WHAT THIS TASK INVOLVES: The records are to be restated in their entirety, word for word.

EXTRACTED DATA:
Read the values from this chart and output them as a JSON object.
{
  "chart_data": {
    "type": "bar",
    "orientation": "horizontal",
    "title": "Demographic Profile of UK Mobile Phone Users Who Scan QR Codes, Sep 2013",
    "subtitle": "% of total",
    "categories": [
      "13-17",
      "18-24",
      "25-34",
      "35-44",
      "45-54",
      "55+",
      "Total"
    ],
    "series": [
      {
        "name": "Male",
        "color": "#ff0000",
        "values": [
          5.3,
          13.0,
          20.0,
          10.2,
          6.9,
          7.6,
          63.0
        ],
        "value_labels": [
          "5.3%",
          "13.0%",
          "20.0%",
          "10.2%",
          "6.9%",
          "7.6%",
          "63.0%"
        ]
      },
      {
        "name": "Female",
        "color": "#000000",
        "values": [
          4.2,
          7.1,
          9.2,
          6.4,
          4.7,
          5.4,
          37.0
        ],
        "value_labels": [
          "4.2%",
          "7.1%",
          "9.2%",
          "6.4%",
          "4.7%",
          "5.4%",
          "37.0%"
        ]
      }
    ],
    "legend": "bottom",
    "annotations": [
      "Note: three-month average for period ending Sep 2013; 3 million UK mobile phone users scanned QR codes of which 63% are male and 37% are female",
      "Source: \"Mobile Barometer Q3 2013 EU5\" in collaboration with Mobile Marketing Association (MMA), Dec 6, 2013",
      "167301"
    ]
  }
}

FINAL RESULT:
Read the values from this chart and output them as a JSON object.
{
  "chart_data": {
    "type": "bar",
    "orientation": "horizontal",
    "title": "Demographic Profile of UK Mobile Phone Users Who Scan QR Codes, Sep 2013",
    "subtitle": "% of total",
    "categories": [
      "13-17",
      "18-24",
      "25-34",
      "35-44",
      "45-54",
      "55+",
      "Total"
    ],
    "series": [
      {
        "name": "Male",
        "color": "#ff0000",
        "values": [
          5.3,
          13.0,
          20.0,
          10.2,
          6.9,
          7.6,
          63.0
        ],
        "value_labels": [
          "5.3%",
          "13.0%",
          "20.0%",
          "10.2%",
          "6.9%",
          "7.6%",
          "63.0%"
        ]
      },
      {
        "name": "Female",
        "color": "#000000",
        "values": [
          4.2,
          7.1,
          9.2,
          6.4,
          4.7,
          5.4,
          37.0
        ],
        "value_labels": [
          "4.2%",
          "7.1%",
          "9.2%",
          "6.4%",
          "4.7%",
          "5.4%",
          "37.0%"
        ]
      }
    ],
    "legend": "bottom",
    "annotations": [
      "Note: three-month average for period ending Sep 2013; 3 million UK mobile phone users scanned QR codes of which 63% are male and 37% are female",
      "Source: \"Mobile Barometer Q3 2013 EU5\" in collaboration with Mobile Marketing Association (MMA), Dec 6, 2013",
      "167301"
    ]
  }
}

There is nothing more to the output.